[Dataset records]
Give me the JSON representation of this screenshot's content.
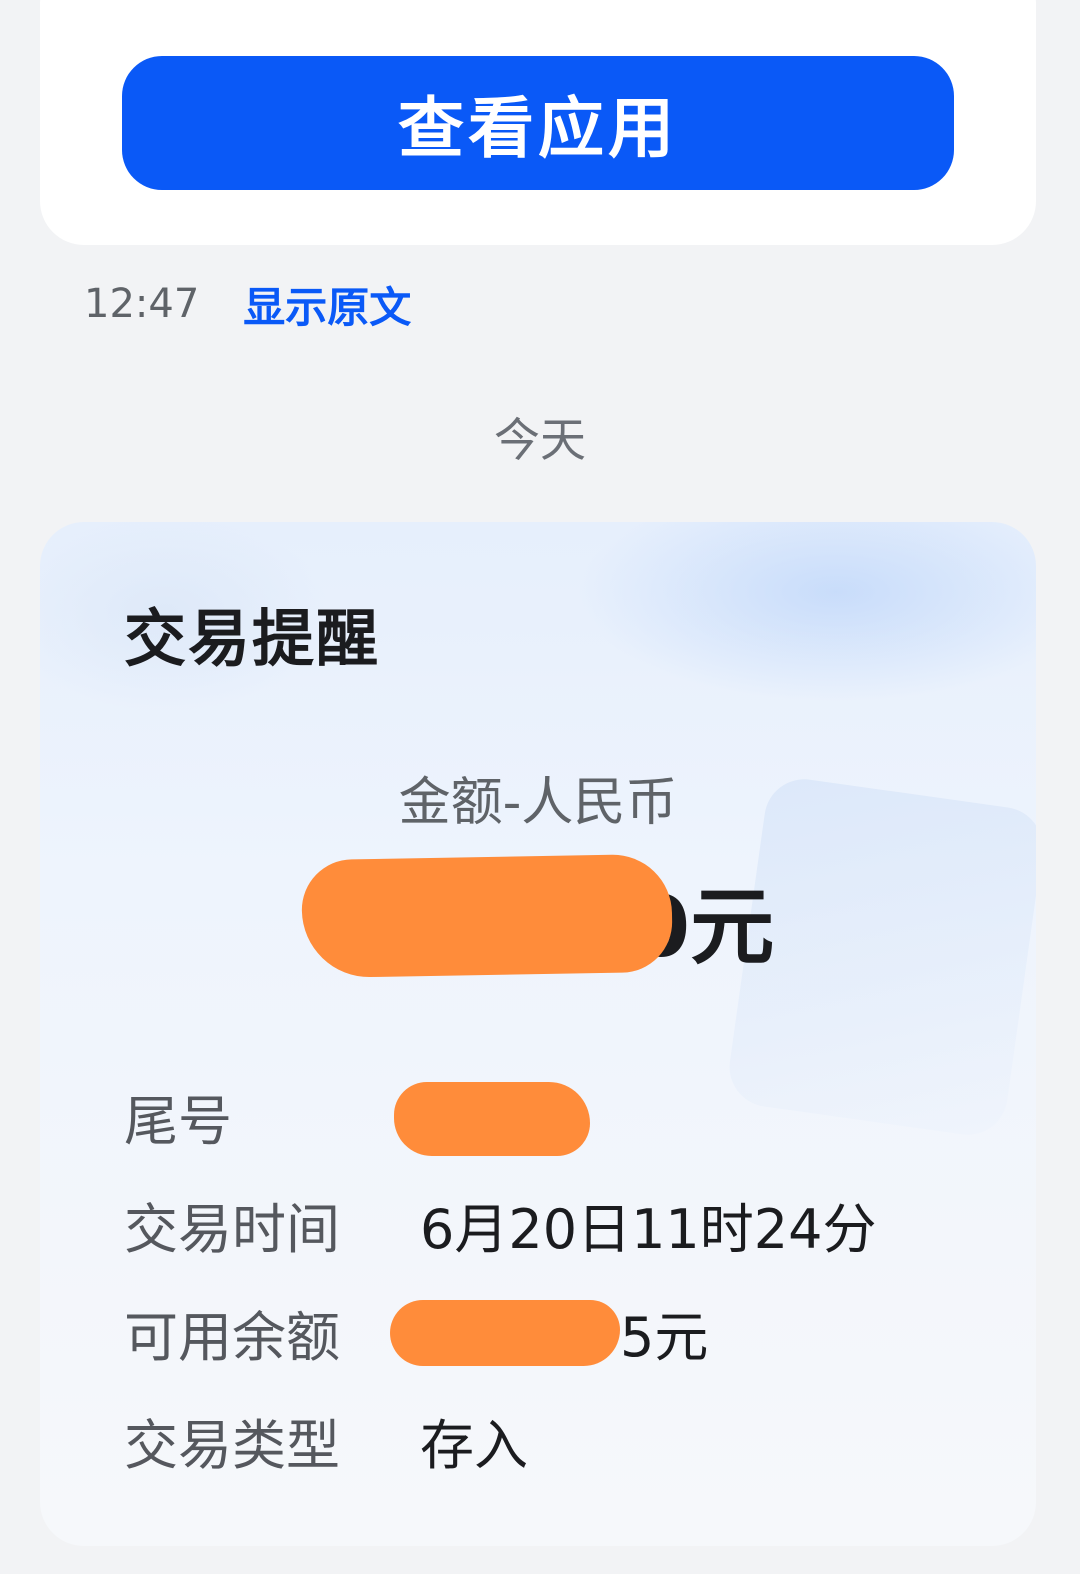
{
  "top_card": {
    "button_label": "查看应用"
  },
  "message_meta": {
    "time": "12:47",
    "show_original": "显示原文"
  },
  "date_separator": "今天",
  "transaction": {
    "title": "交易提醒",
    "amount_label": "金额-人民币",
    "amount_value": "0元",
    "rows": [
      {
        "key": "尾号",
        "value": ""
      },
      {
        "key": "交易时间",
        "value": "6月20日11时24分"
      },
      {
        "key": "可用余额",
        "value": "5元"
      },
      {
        "key": "交易类型",
        "value": "存入"
      }
    ]
  },
  "colors": {
    "accent": "#0a59f7",
    "redaction": "#ff8c3a",
    "background": "#f2f3f5"
  }
}
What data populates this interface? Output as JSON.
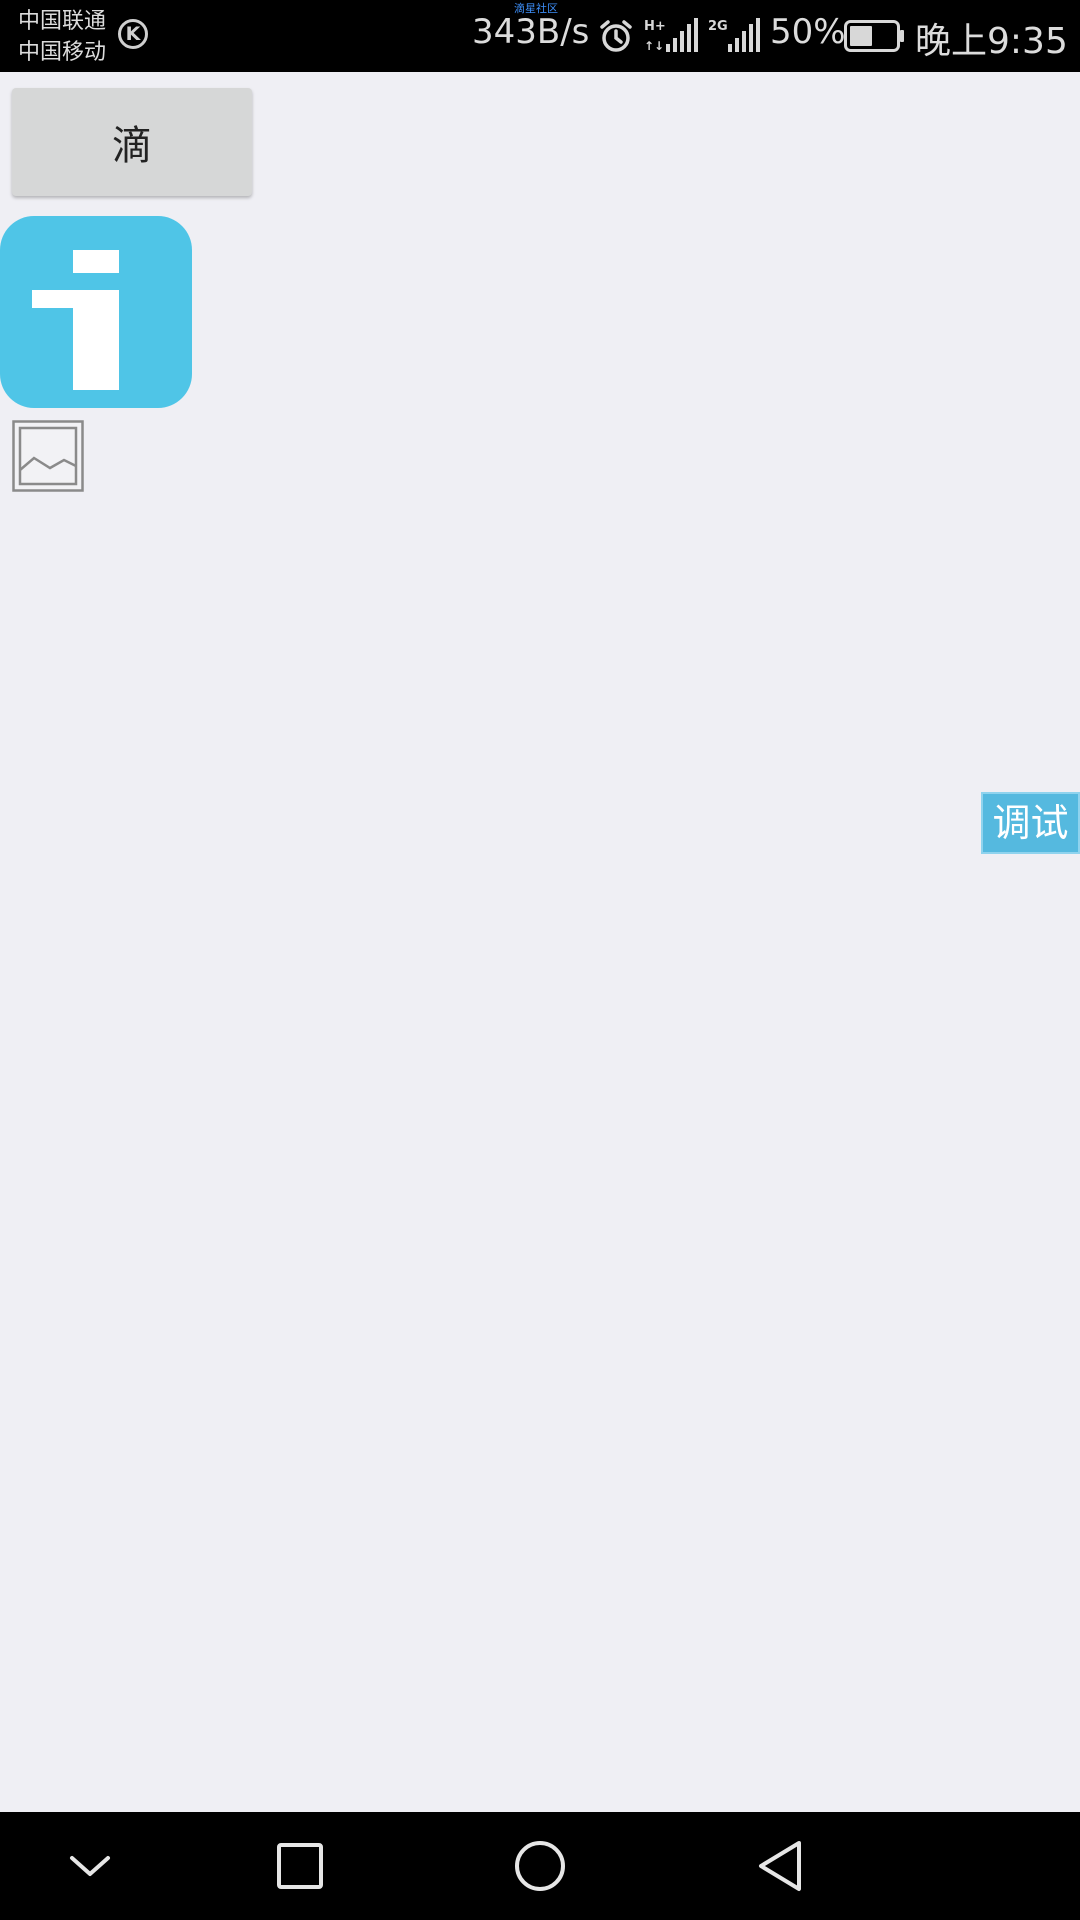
{
  "status_bar": {
    "carrier_1": "中国联通",
    "carrier_2": "中国移动",
    "carrier_icon": "k-circle-icon",
    "carrier_icon_text": "K",
    "notification_text": "滴星社区",
    "network_speed": "343B/s",
    "signal_1_label": "H+",
    "signal_2_label": "2G",
    "battery_percent": "50%",
    "battery_level": 0.5,
    "time": "晚上9:35"
  },
  "main": {
    "drip_button_label": "滴",
    "info_tile_icon": "info-i-icon",
    "image_placeholder_icon": "broken-image-icon",
    "debug_button_label": "调试"
  },
  "nav_bar": {
    "items": [
      {
        "icon": "chevron-down-icon"
      },
      {
        "icon": "square-recents-icon"
      },
      {
        "icon": "circle-home-icon"
      },
      {
        "icon": "triangle-back-icon"
      }
    ]
  },
  "colors": {
    "background": "#efeff4",
    "accent_blue": "#4fc5e7",
    "debug_blue": "#55b9df",
    "button_gray": "#d6d7d7",
    "bar_black": "#000000"
  }
}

[Given problem]
Transcribe each entry above exactly, apart from the pictures.

[Response to this exercise]
Give me the JSON representation of this screenshot's content.
{
  "top_card": {
    "button_label": "查看应用"
  },
  "message_meta": {
    "time": "12:47",
    "show_original": "显示原文"
  },
  "date_separator": "今天",
  "transaction": {
    "title": "交易提醒",
    "amount_label": "金额-人民币",
    "amount_value": "0元",
    "rows": [
      {
        "key": "尾号",
        "value": ""
      },
      {
        "key": "交易时间",
        "value": "6月20日11时24分"
      },
      {
        "key": "可用余额",
        "value": "5元"
      },
      {
        "key": "交易类型",
        "value": "存入"
      }
    ]
  },
  "colors": {
    "accent": "#0a59f7",
    "redaction": "#ff8c3a",
    "background": "#f2f3f5"
  }
}
What data populates this interface? Output as JSON.
{
  "status_bar": {
    "carrier_1": "中国联通",
    "carrier_2": "中国移动",
    "carrier_icon": "k-circle-icon",
    "carrier_icon_text": "K",
    "notification_text": "滴星社区",
    "network_speed": "343B/s",
    "signal_1_label": "H+",
    "signal_2_label": "2G",
    "battery_percent": "50%",
    "battery_level": 0.5,
    "time": "晚上9:35"
  },
  "main": {
    "drip_button_label": "滴",
    "info_tile_icon": "info-i-icon",
    "image_placeholder_icon": "broken-image-icon",
    "debug_button_label": "调试"
  },
  "nav_bar": {
    "items": [
      {
        "icon": "chevron-down-icon"
      },
      {
        "icon": "square-recents-icon"
      },
      {
        "icon": "circle-home-icon"
      },
      {
        "icon": "triangle-back-icon"
      }
    ]
  },
  "colors": {
    "background": "#efeff4",
    "accent_blue": "#4fc5e7",
    "debug_blue": "#55b9df",
    "button_gray": "#d6d7d7",
    "bar_black": "#000000"
  }
}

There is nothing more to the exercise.